STORED ROWS ▸
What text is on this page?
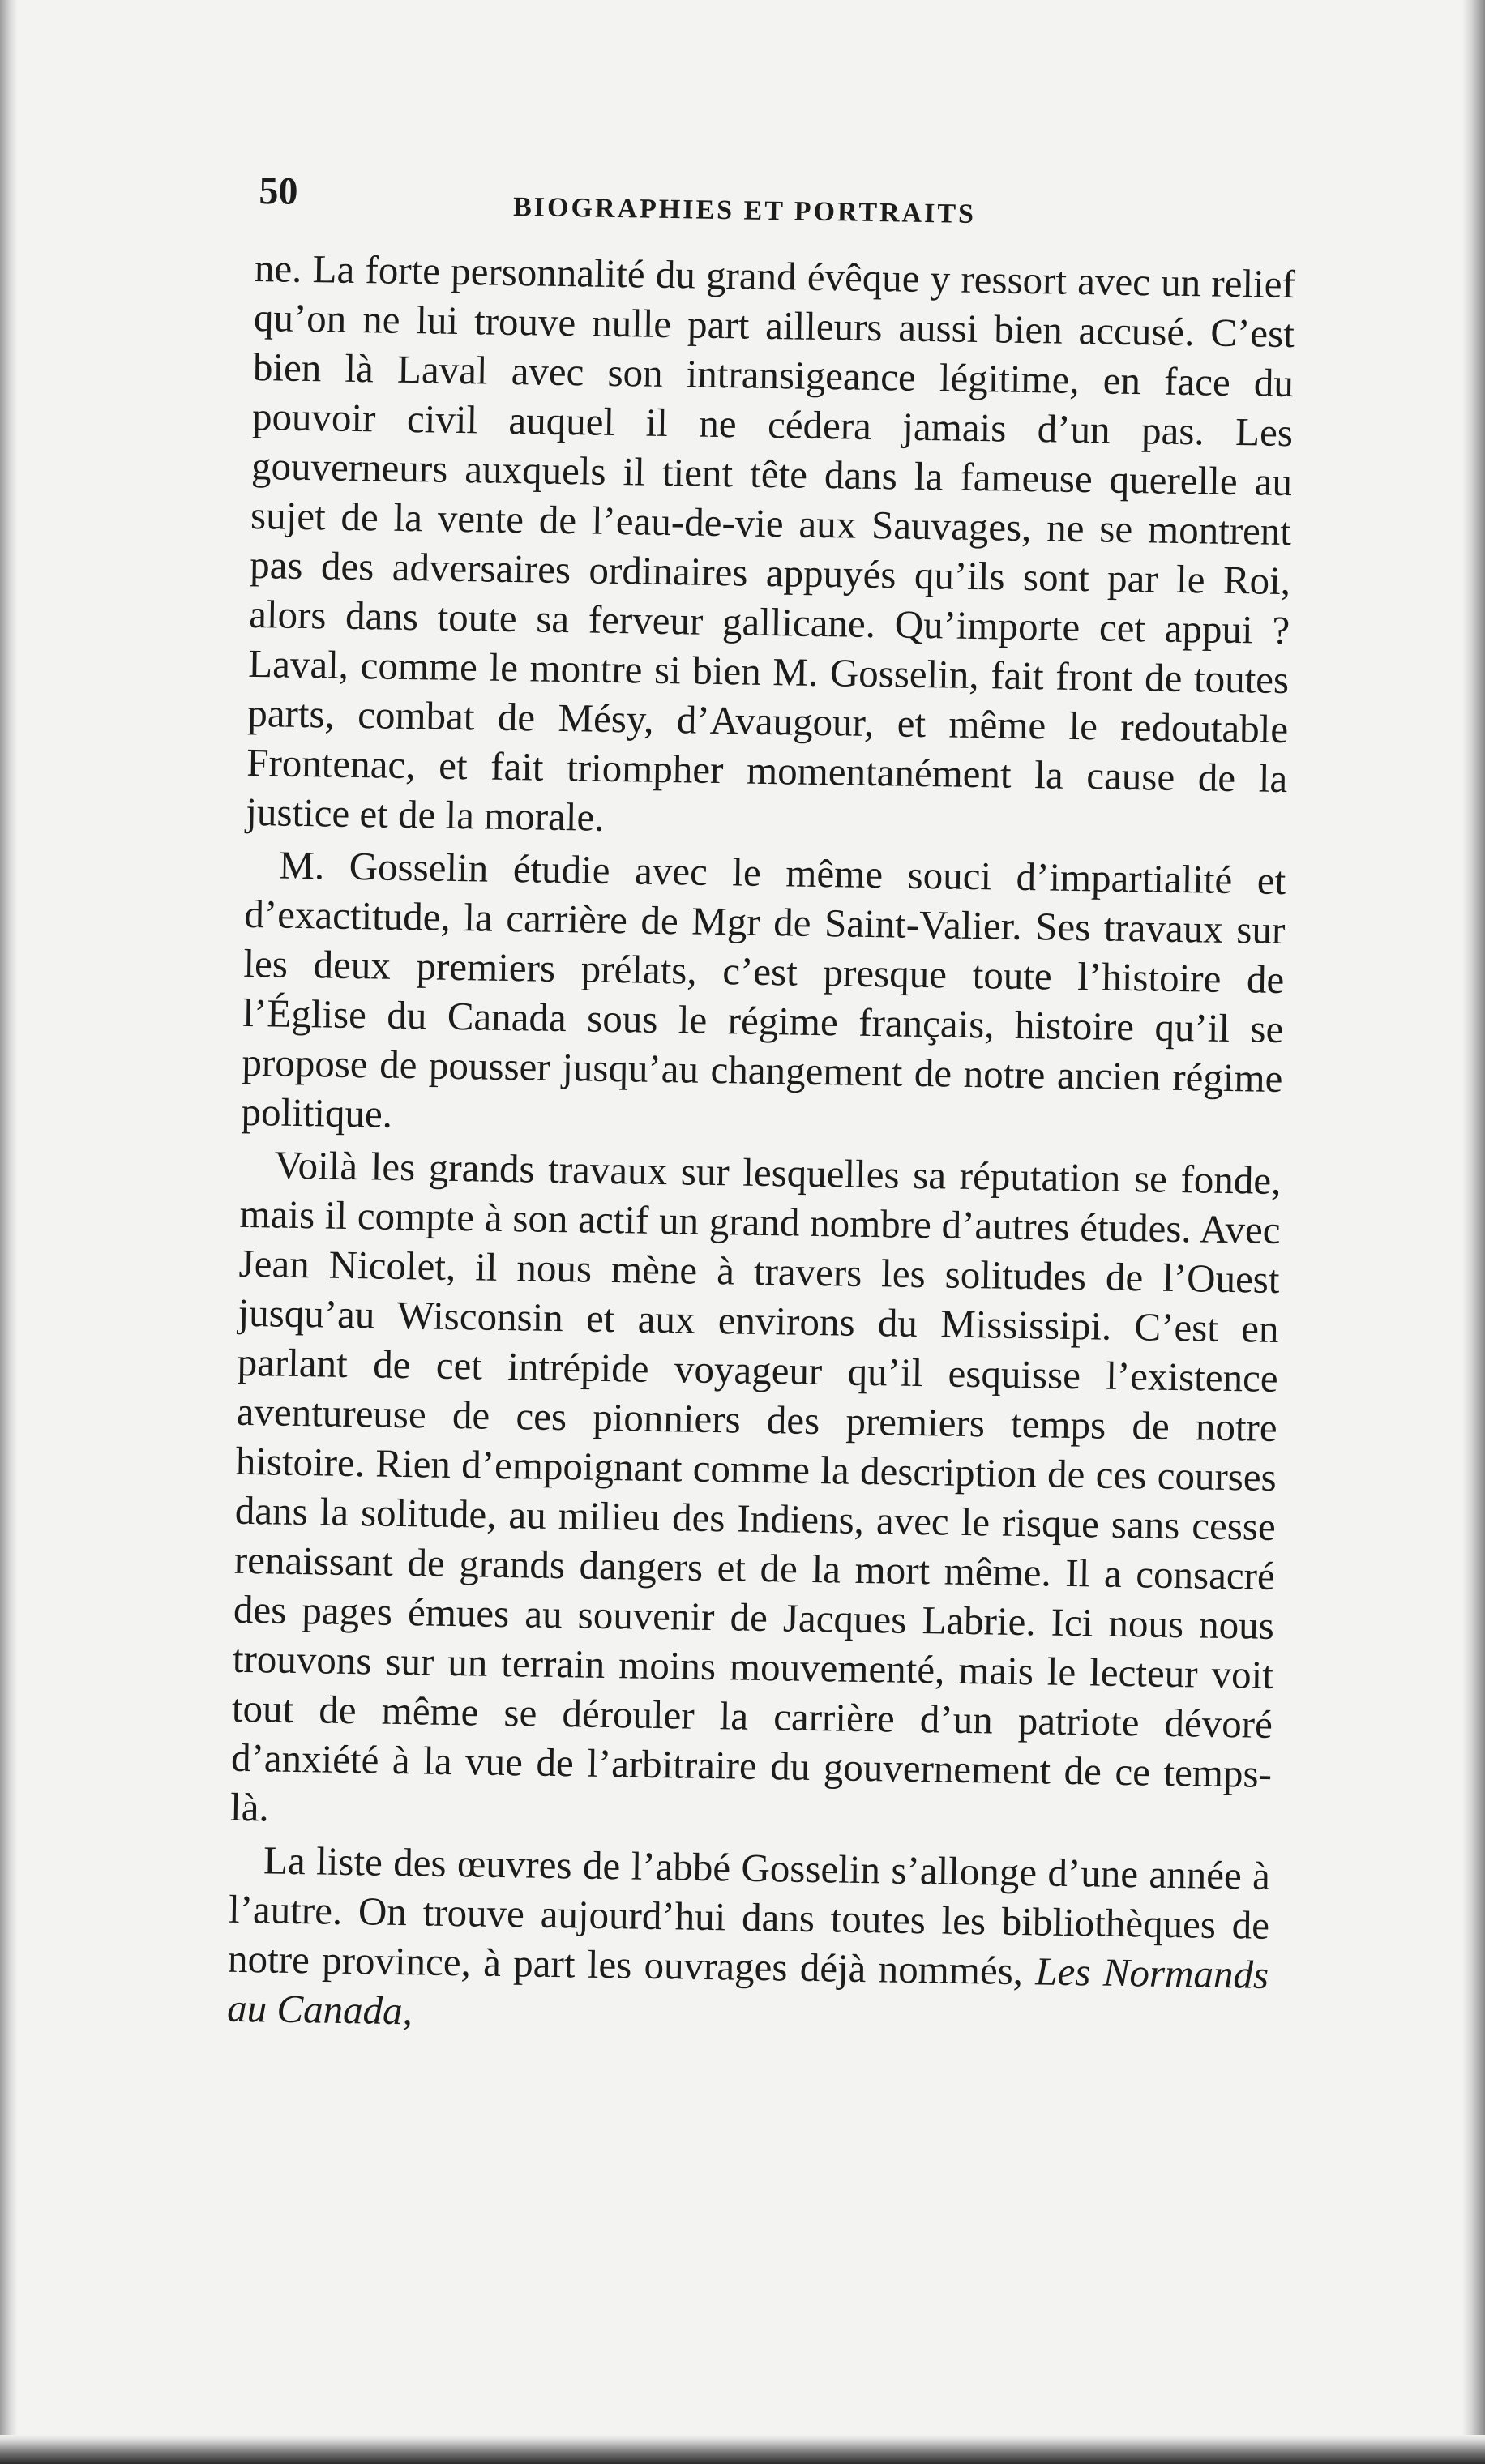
50	BIOGRAPHIES ET PORTRAITS

ne. La forte personnalité du grand évêque y ressort avec un relief qu’on ne lui trouve nulle part ailleurs aussi bien accusé. C’est bien là Laval avec son intransigeance légitime, en face du pouvoir civil auquel il ne cédera jamais d’un pas. Les gouverneurs auxquels il tient tête dans la fameuse querelle au sujet de la vente de l’eau-de-vie aux Sauvages, ne se montrent pas des adversaires ordinaires appuyés qu’ils sont par le Roi, alors dans toute sa ferveur gallicane. Qu’importe cet appui ? Laval, comme le montre si bien M. Gosselin, fait front de toutes parts, combat de Mésy, d’Avaugour, et même le redoutable Frontenac, et fait triompher momentanément la cause de la justice et de la morale.

M. Gosselin étudie avec le même souci d’impartialité et d’exactitude, la carrière de Mgr de Saint-Valier. Ses travaux sur les deux premiers prélats, c’est presque toute l’histoire de l’Église du Canada sous le régime français, histoire qu’il se propose de pousser jusqu’au changement de notre ancien régime politique.

Voilà les grands travaux sur lesquelles sa réputation se fonde, mais il compte à son actif un grand nombre d’autres études. Avec Jean Nicolet, il nous mène à travers les solitudes de l’Ouest jusqu’au Wisconsin et aux environs du Mississipi. C’est en parlant de cet intrépide voyageur qu’il esquisse l’existence aventureuse de ces pionniers des premiers temps de notre histoire. Rien d’empoignant comme la description de ces courses dans la solitude, au milieu des Indiens, avec le risque sans cesse renaissant de grands dangers et de la mort même. Il a consacré des pages émues au souvenir de Jacques Labrie. Ici nous nous trouvons sur un terrain moins mouvementé, mais le lecteur voit tout de même se dérouler la carrière d’un patriote dévoré d’anxiété à la vue de l’arbitraire du gouvernement de ce temps-là.

La liste des œuvres de l’abbé Gosselin s’allonge d’une année à l’autre. On trouve aujourd’hui dans toutes les bibliothèques de notre province, à part les ouvrages déjà nommés, Les Normands au Canada,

PROBLEM STATEMENT ▸ Across the records, how many lines contain "toutes"? Only the number should be given.

WRITTEN RESPONSE ▸ 2